Required work – Pick out each line in these entries that contains the string "this".

Stored dataset items –

···

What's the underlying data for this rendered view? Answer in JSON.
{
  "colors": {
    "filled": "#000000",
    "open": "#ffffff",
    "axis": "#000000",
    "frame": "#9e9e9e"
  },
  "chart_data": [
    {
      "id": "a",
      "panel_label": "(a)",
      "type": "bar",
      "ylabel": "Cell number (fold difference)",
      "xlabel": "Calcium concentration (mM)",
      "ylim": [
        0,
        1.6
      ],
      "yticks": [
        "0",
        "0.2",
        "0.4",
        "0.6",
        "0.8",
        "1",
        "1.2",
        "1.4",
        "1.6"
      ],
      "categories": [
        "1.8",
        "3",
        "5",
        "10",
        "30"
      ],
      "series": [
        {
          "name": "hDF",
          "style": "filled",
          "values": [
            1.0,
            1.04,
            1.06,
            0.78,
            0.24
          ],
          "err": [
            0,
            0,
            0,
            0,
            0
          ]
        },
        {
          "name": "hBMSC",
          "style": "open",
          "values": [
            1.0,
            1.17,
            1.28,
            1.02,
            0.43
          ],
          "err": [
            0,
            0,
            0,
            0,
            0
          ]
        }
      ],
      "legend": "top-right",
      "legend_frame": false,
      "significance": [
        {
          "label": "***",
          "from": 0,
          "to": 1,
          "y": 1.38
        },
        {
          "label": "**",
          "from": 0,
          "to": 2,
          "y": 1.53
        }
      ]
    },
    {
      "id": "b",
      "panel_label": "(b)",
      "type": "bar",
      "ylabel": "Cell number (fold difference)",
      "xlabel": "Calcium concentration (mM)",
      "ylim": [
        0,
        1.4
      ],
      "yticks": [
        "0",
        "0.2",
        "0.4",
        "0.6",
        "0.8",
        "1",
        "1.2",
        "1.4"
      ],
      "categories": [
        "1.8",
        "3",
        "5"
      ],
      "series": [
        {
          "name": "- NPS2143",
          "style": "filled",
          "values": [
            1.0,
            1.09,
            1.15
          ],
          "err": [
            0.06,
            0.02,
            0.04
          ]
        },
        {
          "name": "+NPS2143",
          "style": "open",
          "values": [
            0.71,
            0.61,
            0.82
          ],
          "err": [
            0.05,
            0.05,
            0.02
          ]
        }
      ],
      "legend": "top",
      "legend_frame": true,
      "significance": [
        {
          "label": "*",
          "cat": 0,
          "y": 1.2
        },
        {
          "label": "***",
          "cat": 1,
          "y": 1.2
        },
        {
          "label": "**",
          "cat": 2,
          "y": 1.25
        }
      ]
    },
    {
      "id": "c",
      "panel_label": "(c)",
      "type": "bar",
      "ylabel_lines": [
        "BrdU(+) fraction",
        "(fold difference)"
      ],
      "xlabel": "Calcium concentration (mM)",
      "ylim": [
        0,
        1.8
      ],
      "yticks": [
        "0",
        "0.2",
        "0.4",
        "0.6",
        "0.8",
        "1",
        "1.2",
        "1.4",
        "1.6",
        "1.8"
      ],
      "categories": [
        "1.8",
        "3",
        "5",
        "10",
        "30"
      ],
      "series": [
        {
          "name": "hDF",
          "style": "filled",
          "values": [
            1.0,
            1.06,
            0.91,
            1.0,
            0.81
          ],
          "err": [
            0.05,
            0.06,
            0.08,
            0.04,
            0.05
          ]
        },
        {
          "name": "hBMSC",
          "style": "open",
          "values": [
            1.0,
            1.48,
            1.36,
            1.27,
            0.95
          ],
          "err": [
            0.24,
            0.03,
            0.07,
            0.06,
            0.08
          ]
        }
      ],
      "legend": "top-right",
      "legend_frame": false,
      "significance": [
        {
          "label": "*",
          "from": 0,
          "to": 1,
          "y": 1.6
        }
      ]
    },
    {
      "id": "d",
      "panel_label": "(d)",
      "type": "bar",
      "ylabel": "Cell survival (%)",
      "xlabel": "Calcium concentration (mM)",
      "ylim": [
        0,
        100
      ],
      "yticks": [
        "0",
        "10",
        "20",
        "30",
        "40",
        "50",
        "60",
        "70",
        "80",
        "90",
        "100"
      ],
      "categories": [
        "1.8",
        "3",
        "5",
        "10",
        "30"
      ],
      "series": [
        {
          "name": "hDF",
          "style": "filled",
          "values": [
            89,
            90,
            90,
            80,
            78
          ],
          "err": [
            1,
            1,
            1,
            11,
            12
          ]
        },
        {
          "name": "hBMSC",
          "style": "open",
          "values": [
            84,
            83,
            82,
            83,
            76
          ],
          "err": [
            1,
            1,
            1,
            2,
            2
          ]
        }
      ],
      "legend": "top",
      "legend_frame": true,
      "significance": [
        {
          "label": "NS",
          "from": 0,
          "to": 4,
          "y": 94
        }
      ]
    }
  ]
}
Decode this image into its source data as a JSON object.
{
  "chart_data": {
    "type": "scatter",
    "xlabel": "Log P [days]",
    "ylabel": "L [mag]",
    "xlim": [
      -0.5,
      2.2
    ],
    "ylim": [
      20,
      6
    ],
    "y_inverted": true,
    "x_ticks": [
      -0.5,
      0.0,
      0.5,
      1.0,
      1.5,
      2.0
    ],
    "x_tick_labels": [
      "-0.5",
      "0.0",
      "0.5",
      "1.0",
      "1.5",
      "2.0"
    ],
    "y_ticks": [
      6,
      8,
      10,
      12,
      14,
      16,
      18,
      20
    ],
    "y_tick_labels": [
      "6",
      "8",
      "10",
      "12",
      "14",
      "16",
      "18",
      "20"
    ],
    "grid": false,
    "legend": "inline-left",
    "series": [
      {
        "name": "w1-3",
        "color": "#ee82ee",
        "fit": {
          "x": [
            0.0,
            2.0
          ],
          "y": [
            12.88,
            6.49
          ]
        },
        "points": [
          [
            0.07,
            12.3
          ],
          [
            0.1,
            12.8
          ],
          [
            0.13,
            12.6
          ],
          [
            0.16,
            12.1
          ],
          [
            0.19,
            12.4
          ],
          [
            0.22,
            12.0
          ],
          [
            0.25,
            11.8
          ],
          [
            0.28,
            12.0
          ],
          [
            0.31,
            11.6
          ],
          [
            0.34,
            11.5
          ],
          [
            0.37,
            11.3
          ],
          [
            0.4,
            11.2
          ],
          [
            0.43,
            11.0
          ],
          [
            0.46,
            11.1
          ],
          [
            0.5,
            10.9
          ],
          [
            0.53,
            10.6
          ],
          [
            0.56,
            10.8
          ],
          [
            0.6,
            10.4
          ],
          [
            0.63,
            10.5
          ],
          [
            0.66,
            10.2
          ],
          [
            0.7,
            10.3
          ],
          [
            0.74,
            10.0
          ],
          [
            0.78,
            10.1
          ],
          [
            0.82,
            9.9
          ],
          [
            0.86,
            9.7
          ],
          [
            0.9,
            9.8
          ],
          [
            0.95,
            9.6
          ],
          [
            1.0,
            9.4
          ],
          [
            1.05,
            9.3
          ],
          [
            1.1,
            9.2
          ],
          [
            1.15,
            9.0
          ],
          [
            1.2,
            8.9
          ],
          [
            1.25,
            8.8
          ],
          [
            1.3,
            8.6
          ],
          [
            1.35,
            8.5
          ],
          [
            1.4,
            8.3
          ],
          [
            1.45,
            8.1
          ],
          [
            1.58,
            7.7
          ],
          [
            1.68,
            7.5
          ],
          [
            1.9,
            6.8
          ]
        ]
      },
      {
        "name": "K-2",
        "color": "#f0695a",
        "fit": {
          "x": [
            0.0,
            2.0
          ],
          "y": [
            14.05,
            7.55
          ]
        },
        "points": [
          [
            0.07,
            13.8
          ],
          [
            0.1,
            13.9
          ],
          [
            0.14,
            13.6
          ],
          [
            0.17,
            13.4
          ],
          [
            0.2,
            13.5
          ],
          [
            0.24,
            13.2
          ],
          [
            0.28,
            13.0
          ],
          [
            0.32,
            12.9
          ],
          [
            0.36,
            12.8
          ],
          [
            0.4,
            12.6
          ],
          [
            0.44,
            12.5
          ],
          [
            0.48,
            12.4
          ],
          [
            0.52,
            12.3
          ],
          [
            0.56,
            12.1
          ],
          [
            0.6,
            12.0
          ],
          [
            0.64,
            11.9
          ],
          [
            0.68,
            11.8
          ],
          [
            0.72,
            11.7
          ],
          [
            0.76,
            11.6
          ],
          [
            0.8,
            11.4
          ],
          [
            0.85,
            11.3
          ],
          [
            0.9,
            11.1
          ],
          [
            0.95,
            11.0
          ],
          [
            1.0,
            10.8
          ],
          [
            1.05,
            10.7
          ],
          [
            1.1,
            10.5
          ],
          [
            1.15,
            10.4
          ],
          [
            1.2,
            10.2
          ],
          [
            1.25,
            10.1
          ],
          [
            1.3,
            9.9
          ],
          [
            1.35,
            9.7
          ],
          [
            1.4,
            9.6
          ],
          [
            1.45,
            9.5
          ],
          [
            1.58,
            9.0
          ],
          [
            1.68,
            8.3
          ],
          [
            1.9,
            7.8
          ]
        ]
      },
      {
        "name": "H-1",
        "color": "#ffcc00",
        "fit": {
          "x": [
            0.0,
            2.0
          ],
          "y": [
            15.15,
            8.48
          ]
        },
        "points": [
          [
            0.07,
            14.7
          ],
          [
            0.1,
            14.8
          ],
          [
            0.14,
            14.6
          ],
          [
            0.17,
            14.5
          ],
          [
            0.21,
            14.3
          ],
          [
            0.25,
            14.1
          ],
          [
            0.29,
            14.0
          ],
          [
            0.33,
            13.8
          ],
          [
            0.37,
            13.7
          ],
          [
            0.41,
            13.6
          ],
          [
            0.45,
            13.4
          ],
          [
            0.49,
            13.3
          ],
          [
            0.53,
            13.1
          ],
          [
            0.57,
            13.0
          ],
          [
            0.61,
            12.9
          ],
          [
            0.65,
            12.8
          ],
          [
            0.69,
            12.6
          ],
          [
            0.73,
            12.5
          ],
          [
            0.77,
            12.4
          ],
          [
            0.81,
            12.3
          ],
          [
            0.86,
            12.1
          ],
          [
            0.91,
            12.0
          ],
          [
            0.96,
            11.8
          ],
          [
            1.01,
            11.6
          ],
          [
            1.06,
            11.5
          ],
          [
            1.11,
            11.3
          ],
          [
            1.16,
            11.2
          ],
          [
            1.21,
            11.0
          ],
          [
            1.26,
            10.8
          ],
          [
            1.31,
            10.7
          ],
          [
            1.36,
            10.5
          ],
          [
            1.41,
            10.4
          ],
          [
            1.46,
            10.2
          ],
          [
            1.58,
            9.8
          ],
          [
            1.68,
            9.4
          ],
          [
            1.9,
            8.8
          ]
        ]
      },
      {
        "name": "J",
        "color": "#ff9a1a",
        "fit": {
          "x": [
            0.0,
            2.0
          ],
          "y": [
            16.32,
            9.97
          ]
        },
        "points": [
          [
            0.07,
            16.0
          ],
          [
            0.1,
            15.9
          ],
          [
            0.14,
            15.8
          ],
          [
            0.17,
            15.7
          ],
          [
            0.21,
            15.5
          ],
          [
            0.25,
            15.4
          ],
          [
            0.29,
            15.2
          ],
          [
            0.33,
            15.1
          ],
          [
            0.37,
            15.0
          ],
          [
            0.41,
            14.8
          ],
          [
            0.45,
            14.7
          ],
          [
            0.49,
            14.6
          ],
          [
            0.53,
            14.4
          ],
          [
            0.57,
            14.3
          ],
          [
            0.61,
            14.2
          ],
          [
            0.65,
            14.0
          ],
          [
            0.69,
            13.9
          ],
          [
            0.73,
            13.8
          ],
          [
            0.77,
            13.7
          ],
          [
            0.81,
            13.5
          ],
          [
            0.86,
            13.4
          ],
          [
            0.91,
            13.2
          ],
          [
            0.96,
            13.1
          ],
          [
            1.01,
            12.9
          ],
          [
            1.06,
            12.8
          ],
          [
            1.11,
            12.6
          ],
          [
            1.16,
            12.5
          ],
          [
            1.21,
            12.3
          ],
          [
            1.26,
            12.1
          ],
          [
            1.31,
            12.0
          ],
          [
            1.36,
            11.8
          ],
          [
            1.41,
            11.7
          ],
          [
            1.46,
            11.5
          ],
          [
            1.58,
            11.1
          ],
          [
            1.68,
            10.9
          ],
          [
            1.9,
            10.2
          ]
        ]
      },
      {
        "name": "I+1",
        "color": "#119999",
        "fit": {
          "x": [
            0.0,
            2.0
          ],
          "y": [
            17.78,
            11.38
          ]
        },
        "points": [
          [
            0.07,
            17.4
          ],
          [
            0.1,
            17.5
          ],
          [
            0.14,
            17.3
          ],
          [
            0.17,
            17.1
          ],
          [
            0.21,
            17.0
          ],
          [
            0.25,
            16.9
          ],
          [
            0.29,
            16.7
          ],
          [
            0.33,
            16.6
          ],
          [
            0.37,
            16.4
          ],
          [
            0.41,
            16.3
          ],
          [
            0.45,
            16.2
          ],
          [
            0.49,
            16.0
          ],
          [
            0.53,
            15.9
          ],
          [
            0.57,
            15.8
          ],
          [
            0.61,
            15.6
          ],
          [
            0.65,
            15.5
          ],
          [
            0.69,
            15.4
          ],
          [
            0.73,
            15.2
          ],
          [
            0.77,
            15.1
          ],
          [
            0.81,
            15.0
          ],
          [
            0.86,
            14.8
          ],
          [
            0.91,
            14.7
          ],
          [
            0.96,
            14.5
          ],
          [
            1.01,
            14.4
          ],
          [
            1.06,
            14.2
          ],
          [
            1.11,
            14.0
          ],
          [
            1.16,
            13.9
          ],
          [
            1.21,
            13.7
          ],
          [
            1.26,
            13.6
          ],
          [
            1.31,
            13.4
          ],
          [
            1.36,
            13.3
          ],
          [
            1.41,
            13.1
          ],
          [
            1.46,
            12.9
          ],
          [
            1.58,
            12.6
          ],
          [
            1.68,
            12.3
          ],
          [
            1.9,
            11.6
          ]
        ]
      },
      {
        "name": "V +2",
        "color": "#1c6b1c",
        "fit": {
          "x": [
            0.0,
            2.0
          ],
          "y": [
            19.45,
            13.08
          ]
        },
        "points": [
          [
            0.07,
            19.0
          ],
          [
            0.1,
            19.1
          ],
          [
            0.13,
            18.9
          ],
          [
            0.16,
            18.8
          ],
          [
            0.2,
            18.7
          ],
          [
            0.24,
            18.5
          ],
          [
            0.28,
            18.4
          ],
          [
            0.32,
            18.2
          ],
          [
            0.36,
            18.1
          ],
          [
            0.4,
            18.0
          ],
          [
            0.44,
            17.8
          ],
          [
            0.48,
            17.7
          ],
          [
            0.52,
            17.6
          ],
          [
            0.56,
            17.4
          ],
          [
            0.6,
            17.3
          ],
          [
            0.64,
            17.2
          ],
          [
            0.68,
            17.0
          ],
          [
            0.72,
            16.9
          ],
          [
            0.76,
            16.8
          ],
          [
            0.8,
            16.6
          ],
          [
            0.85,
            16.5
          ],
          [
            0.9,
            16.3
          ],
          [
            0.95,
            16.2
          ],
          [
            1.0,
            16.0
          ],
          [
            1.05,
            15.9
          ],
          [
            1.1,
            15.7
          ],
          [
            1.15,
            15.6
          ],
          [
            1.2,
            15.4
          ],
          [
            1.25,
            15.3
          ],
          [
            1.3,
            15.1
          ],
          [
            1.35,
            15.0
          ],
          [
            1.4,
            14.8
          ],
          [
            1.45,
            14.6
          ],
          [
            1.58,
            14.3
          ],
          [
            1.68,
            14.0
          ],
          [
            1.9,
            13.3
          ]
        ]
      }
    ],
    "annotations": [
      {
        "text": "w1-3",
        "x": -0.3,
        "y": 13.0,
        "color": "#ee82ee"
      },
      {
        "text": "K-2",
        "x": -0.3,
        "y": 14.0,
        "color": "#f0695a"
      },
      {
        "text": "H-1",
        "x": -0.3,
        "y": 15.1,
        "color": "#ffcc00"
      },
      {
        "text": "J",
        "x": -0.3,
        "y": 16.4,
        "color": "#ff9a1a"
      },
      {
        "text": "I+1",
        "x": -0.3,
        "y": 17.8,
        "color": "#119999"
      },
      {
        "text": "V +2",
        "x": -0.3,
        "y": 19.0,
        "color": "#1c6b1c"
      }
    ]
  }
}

···

Expected answer –
What's the underlying data for this rendered view? Answer in JSON.
Decode this image into its source data as a JSON object.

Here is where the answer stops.